United States v. Hutto

29 M.J. 917, 1989 CMR LEXIS 1076, 1989 WL 156049
CourtU.S. Army Court of Military Review
DecidedDecember 18, 1989
DocketACMR 8900483
StatusPublished
Cited by3 cases

This text of 29 M.J. 917 (United States v. Hutto) is published on Counsel Stack Legal Research, covering U.S. Army Court of Military Review primary law. Counsel Stack provides free access to over 12 million legal documents including statutes, case law, regulations, and constitutions.

Bluebook
United States v. Hutto, 29 M.J. 917, 1989 CMR LEXIS 1076, 1989 WL 156049 (usarmymilrev 1989).

Opinion

OPINION OF THE COURT '

KANE, Judge:

Consistent with his pleas, appellant was convicted by a military judge sitting as a general court-martial of an indecent act with a female under the age of sixteen and communicating indecent language to a child under the age of sixteen in violation of Article 134, Uniform Code of Military Justice 10 U.S.C. § 934 (1982) [hereinafter UCMJ]. He was sentenced by a general court-martial consisting of officer and enlisted members to a bad-conduct discharge, confinement for three years, forfeiture of all pay and allowances, and reduction to the grade of Private El. Pursuant to pretrial agreement, the convening authority approved only so much of the sentence as provided for a bad-conduct discharge, confinement for fourteen months, forfeiture of all pay and allowances, and reduction to the grade of Private E1.

Appellant raises the following assertions of error on appeal: (1) that the court-martial lacked jurisdiction because the record of trial contains no written or oral order demonstrating that the military judge who ultimately presided over appellant’s court-martial was properly detailed; (2) that the military judge improperly instructed the members regarding voting procedures; and (3) that the military judge erred by failing to hold the charged offenses multiplicious for finding^. We find no merit to these assertions of error.

I

The appellant was arraigned and entered pleas on 18 January 1989 at an Article 39(a), UCMJ, pretrial session. The military judge who presided over this session was Lieutenant Colonel T. During this hearing the parties agreed upon a trial date of 6 February and the court recessed. On 6 February, the court reconvened and the trial counsel announced that Lieutenant Colonel T had been replaced by Colonel J.1 Colonel J stated on the record, “I am properly detailed to this court.” The Manual requires the military judge to either attach a copy of the written order detailing him or to orally announce on the record the identity of the person who detailed him. Manual for Courts-Martial, United States, 1984, [919]*919Rule for Courts-Martial 503(b)(2) [hereinafter R.C.M.].

________________________

• REQUIRED ACTIONS
1. Using the Hutto opinion, decide whether each statement is accurate: (a) the convening authority approved confinement for fourteen months; (b) Colonel J presided over the 18 January 1989 session; (c) the military judge alone imposed the sentence. Answer yes or no for each and quote the words that settle it.
2. Extend the Hutto opinion with one more paragraph that follows its last sentence.

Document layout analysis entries
________________________

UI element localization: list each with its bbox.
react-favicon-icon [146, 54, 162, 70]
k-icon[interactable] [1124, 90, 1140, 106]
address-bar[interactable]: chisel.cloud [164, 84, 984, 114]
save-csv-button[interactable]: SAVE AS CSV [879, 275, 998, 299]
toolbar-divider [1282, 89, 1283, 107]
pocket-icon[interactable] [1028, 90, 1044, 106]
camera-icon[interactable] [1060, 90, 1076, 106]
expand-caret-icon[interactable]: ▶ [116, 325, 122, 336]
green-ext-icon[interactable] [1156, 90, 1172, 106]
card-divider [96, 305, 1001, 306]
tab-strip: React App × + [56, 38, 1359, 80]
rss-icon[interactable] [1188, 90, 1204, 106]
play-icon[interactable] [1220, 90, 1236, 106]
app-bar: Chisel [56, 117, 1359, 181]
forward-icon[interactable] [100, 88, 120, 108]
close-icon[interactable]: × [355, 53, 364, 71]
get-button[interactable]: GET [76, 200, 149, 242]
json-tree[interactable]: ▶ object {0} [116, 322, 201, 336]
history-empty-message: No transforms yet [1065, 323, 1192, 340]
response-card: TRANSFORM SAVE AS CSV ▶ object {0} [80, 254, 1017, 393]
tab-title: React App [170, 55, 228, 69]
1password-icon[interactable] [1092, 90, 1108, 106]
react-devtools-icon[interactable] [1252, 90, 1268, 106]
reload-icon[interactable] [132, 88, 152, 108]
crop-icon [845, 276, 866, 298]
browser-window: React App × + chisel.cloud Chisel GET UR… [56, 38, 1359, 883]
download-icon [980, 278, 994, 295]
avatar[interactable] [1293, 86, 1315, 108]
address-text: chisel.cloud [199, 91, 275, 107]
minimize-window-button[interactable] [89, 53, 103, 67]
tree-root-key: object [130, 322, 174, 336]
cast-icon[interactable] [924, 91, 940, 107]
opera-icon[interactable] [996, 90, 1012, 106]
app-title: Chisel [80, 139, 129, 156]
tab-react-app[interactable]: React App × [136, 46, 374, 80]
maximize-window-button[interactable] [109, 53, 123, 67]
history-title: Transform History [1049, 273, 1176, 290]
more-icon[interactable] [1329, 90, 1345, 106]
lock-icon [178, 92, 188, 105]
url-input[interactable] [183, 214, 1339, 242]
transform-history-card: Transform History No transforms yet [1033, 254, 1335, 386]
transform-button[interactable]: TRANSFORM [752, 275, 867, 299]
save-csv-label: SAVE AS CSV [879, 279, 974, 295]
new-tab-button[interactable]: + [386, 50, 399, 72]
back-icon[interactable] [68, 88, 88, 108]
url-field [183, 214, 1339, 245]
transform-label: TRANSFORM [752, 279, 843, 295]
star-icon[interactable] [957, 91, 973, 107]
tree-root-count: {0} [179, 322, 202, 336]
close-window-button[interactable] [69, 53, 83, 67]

________________________

• RESPONSES IN ORDER
1.
(a) Yes: "the convening authority approved only so much of the sentence as provided for a bad-conduct discharge, confinement for fourteen months"
(b) No: "The military judge who presided over this session was Lieutenant Colonel T."
(c) No: "He was sentenced by a general court-martial consisting of officer and enlisted members"

2.
Arguing that it is “well settled that failure to properly detail a military judge ... renders the court without jurisdiction,” appellant would now have this court hold that the court-martial lacked jurisdiction because the record of trial does not establish that Colonel J was properly detailed. The appellant correctly cites a plethora of authority which support his position, including United States v. Newcomb, 5 M.J. 4 (C.M.A.1978). Proper appointment of the military judge is a jurisdictional prerequisite to the proper composition of a courts-martial and it was once essential that the proper detailing of the military judge appear affirmatively of record. See United States v. Ware, 5 M.J. 24 (C.M.A.1978).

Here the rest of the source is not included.